--- GIVEN PROBLEM ---
Put every line of the data below into a JSON list of strings, one string per line, with blank lines left out. Leave the pictures out of the answer.

--- WORKING DATA ---

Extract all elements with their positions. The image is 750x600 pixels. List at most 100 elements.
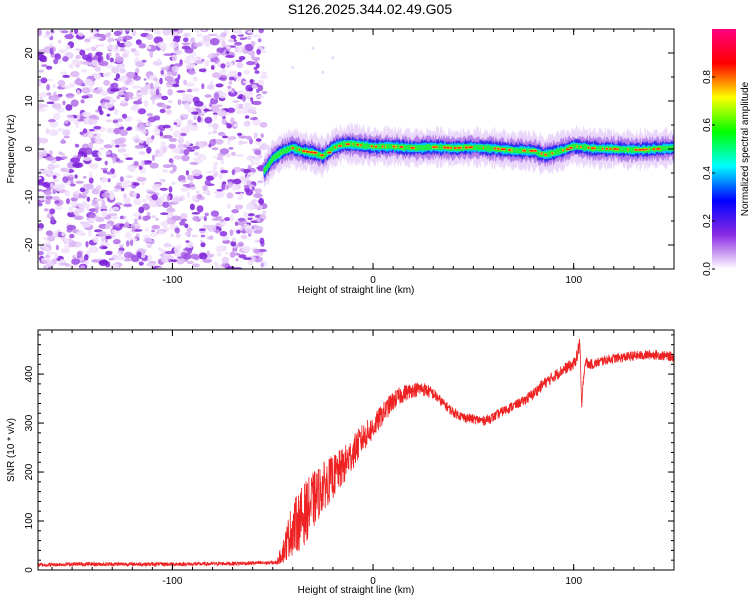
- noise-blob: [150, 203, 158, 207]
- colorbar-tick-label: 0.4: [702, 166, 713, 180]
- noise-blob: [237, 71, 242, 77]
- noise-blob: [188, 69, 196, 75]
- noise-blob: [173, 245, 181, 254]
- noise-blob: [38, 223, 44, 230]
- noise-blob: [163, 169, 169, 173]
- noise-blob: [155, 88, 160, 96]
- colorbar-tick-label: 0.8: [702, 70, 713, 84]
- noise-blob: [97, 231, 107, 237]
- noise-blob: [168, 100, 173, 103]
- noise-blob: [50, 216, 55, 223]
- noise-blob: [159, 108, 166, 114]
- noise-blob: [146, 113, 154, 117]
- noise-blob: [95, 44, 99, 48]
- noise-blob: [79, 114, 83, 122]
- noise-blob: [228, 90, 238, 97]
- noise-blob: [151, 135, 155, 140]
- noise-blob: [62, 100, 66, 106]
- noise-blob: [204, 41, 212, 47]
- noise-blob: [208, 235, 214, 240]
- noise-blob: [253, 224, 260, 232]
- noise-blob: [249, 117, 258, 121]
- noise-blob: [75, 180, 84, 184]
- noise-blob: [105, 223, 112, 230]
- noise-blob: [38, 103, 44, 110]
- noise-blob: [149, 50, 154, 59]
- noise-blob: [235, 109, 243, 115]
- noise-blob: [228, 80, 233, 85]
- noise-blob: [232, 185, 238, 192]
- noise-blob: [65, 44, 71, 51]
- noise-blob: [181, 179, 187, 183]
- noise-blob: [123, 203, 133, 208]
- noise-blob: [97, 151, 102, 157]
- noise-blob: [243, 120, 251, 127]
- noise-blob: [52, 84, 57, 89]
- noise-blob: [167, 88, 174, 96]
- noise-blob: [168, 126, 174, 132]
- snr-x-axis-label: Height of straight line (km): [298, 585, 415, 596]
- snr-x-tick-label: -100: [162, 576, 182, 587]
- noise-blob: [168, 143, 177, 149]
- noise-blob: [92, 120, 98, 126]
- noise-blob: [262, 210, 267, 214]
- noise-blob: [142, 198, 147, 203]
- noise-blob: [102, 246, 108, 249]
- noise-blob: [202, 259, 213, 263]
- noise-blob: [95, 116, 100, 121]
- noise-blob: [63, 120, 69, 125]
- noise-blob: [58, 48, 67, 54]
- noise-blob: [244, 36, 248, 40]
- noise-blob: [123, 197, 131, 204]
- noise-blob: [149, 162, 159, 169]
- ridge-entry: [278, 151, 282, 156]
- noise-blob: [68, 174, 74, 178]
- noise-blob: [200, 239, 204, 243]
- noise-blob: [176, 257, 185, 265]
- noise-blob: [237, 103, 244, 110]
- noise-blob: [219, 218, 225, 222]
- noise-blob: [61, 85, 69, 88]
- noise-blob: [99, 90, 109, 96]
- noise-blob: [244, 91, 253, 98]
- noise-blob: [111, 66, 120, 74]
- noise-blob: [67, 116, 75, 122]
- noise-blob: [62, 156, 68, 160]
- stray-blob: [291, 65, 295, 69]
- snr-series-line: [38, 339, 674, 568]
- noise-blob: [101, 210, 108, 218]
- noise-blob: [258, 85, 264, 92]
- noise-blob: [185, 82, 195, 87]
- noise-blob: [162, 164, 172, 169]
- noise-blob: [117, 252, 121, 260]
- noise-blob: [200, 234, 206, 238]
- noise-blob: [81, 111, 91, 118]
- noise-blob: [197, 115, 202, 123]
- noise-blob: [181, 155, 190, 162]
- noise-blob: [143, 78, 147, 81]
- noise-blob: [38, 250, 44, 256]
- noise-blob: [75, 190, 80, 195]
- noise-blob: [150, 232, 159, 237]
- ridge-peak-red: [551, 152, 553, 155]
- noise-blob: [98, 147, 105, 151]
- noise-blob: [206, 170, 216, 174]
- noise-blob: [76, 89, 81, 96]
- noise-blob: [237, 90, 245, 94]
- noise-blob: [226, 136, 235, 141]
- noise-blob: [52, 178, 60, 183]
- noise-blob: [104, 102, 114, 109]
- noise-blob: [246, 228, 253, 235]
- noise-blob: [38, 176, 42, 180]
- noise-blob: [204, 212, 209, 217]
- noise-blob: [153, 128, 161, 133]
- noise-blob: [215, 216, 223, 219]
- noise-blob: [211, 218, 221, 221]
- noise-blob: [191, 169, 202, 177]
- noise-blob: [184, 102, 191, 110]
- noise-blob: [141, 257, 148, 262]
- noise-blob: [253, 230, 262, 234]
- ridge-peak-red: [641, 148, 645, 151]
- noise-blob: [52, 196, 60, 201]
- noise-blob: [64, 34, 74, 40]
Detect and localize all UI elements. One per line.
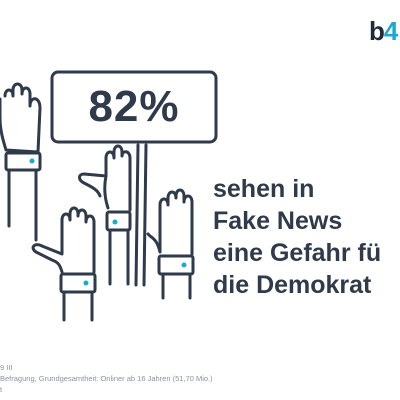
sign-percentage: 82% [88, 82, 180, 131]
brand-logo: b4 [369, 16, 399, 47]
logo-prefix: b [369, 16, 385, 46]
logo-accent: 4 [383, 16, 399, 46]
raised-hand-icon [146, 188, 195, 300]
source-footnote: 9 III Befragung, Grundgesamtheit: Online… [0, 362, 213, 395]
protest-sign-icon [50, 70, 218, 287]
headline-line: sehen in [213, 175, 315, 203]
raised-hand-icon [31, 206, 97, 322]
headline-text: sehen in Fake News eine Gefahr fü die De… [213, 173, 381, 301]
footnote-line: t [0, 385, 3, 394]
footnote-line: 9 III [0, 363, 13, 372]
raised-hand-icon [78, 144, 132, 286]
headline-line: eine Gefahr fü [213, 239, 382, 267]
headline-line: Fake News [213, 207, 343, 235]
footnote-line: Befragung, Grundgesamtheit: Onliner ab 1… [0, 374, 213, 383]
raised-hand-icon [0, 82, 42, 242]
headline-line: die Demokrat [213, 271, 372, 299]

--- COMPLETE OUTPUT ---
[
  "Extract all elements with their positions. The image is 750x600 pixels. List at most 100 elements.",
  "- noise-blob: [150, 203, 158, 207]",
  "- colorbar-tick-label: 0.4: [702, 166, 713, 180]",
  "- noise-blob: [237, 71, 242, 77]",
  "- noise-blob: [188, 69, 196, 75]",
  "- noise-blob: [173, 245, 181, 254]",
  "- noise-blob: [38, 223, 44, 230]",
  "- noise-blob: [163, 169, 169, 173]",
  "- noise-blob: [155, 88, 160, 96]",
  "- colorbar-tick-label: 0.8: [702, 70, 713, 84]",
  "- noise-blob: [97, 231, 107, 237]",
  "- noise-blob: [168, 100, 173, 103]",
  "- noise-blob: [50, 216, 55, 223]",
  "- noise-blob: [159, 108, 166, 114]",
  "- noise-blob: [146, 113, 154, 117]",
  "- noise-blob: [95, 44, 99, 48]",
  "- noise-blob: [79, 114, 83, 122]",
  "- noise-blob: [228, 90, 238, 97]",
  "- noise-blob: [151, 135, 155, 140]",
  "- noise-blob: [62, 100, 66, 106]",
  "- noise-blob: [204, 41, 212, 47]",
  "- noise-blob: [208, 235, 214, 240]",
  "- noise-blob: [253, 224, 260, 232]",
  "- noise-blob: [249, 117, 258, 121]",
  "- noise-blob: [75, 180, 84, 184]",
  "- noise-blob: [105, 223, 112, 230]",
  "- noise-blob: [38, 103, 44, 110]",
  "- noise-blob: [149, 50, 154, 59]",
  "- noise-blob: [235, 109, 243, 115]",
  "- noise-blob: [228, 80, 233, 85]",
  "- noise-blob: [232, 185, 238, 192]",
  "- noise-blob: [65, 44, 71, 51]",
  "- noise-blob: [181, 179, 187, 183]",
  "- noise-blob: [123, 203, 133, 208]",
  "- noise-blob: [97, 151, 102, 157]",
  "- noise-blob: [243, 120, 251, 127]",
  "- noise-blob: [52, 84, 57, 89]",
  "- noise-blob: [167, 88, 174, 96]",
  "- noise-blob: [168, 126, 174, 132]",
  "- snr-x-axis-label: Height of straight line (km): [298, 585, 415, 596]",
  "- snr-x-tick-label: -100: [162, 576, 182, 587]",
  "- noise-blob: [168, 143, 177, 149]",
  "- noise-blob: [92, 120, 98, 126]",
  "- noise-blob: [262, 210, 267, 214]",
  "- noise-blob: [142, 198, 147, 203]",
  "- noise-blob: [102, 246, 108, 249]",
  "- noise-blob: [202, 259, 213, 263]",
  "- noise-blob: [95, 116, 100, 121]",
  "- noise-blob: [63, 120, 69, 125]",
  "- noise-blob: [58, 48, 67, 54]",
  "- noise-blob: [244, 36, 248, 40]",
  "- noise-blob: [123, 197, 131, 204]",
  "- noise-blob: [149, 162, 159, 169]",
  "- ridge-entry: [278, 151, 282, 156]",
  "- noise-blob: [68, 174, 74, 178]",
  "- noise-blob: [200, 239, 204, 243]",
  "- noise-blob: [176, 257, 185, 265]",
  "- noise-blob: [237, 103, 244, 110]",
  "- noise-blob: [219, 218, 225, 222]",
  "- noise-blob: [61, 85, 69, 88]",
  "- noise-blob: [99, 90, 109, 96]",
  "- noise-blob: [244, 91, 253, 98]",
  "- noise-blob: [111, 66, 120, 74]",
  "- noise-blob: [67, 116, 75, 122]",
  "- noise-blob: [62, 156, 68, 160]",
  "- stray-blob: [291, 65, 295, 69]",
  "- snr-series-line: [38, 339, 674, 568]",
  "- noise-blob: [101, 210, 108, 218]",
  "- noise-blob: [258, 85, 264, 92]",
  "- noise-blob: [185, 82, 195, 87]",
  "- noise-blob: [162, 164, 172, 169]",
  "- noise-blob: [117, 252, 121, 260]",
  "- noise-blob: [200, 234, 206, 238]",
  "- noise-blob: [81, 111, 91, 118]",
  "- noise-blob: [197, 115, 202, 123]",
  "- noise-blob: [181, 155, 190, 162]",
  "- noise-blob: [143, 78, 147, 81]",
  "- noise-blob: [38, 250, 44, 256]",
  "- noise-blob: [75, 190, 80, 195]",
  "- noise-blob: [150, 232, 159, 237]",
  "- ridge-peak-red: [551, 152, 553, 155]",
  "- noise-blob: [98, 147, 105, 151]",
  "- noise-blob: [206, 170, 216, 174]",
  "- noise-blob: [76, 89, 81, 96]",
  "- noise-blob: [237, 90, 245, 94]",
  "- noise-blob: [226, 136, 235, 141]",
  "- noise-blob: [52, 178, 60, 183]",
  "- noise-blob: [104, 102, 114, 109]",
  "- noise-blob: [246, 228, 253, 235]",
  "- noise-blob: [38, 176, 42, 180]",
  "- noise-blob: [204, 212, 209, 217]",
  "- noise-blob: [153, 128, 161, 133]",
  "- noise-blob: [215, 216, 223, 219]",
  "- noise-blob: [211, 218, 221, 221]",
  "- noise-blob: [191, 169, 202, 177]",
  "- noise-blob: [184, 102, 191, 110]",
  "- noise-blob: [141, 257, 148, 262]",
  "- noise-blob: [253, 230, 262, 234]",
  "- ridge-peak-red: [641, 148, 645, 151]",
  "- noise-blob: [52, 196, 60, 201]",
  "- noise-blob: [64, 34, 74, 40]",
  "Detect and localize all UI elements. One per line.",
  "sign-percentage: 82% [88, 82, 180, 131]",
  "brand-logo: b4 [369, 16, 399, 47]",
  "logo-prefix: b [369, 16, 385, 46]",
  "logo-accent: 4 [383, 16, 399, 46]",
  "raised-hand-icon [146, 188, 195, 300]",
  "source-footnote: 9 III Befragung, Grundgesamtheit: Online… [0, 362, 213, 395]",
  "protest-sign-icon [50, 70, 218, 287]",
  "headline-line: sehen in [213, 175, 315, 203]",
  "raised-hand-icon [31, 206, 97, 322]",
  "headline-text: sehen in Fake News eine Gefahr fü die De… [213, 173, 381, 301]",
  "footnote-line: t [0, 385, 3, 394]",
  "footnote-line: 9 III [0, 363, 13, 372]",
  "raised-hand-icon [78, 144, 132, 286]",
  "headline-line: eine Gefahr fü [213, 239, 382, 267]",
  "headline-line: Fake News [213, 207, 343, 235]",
  "footnote-line: Befragung, Grundgesamtheit: Onliner ab 1… [0, 374, 213, 383]",
  "raised-hand-icon [0, 82, 42, 242]",
  "headline-line: die Demokrat [213, 271, 372, 299]"
]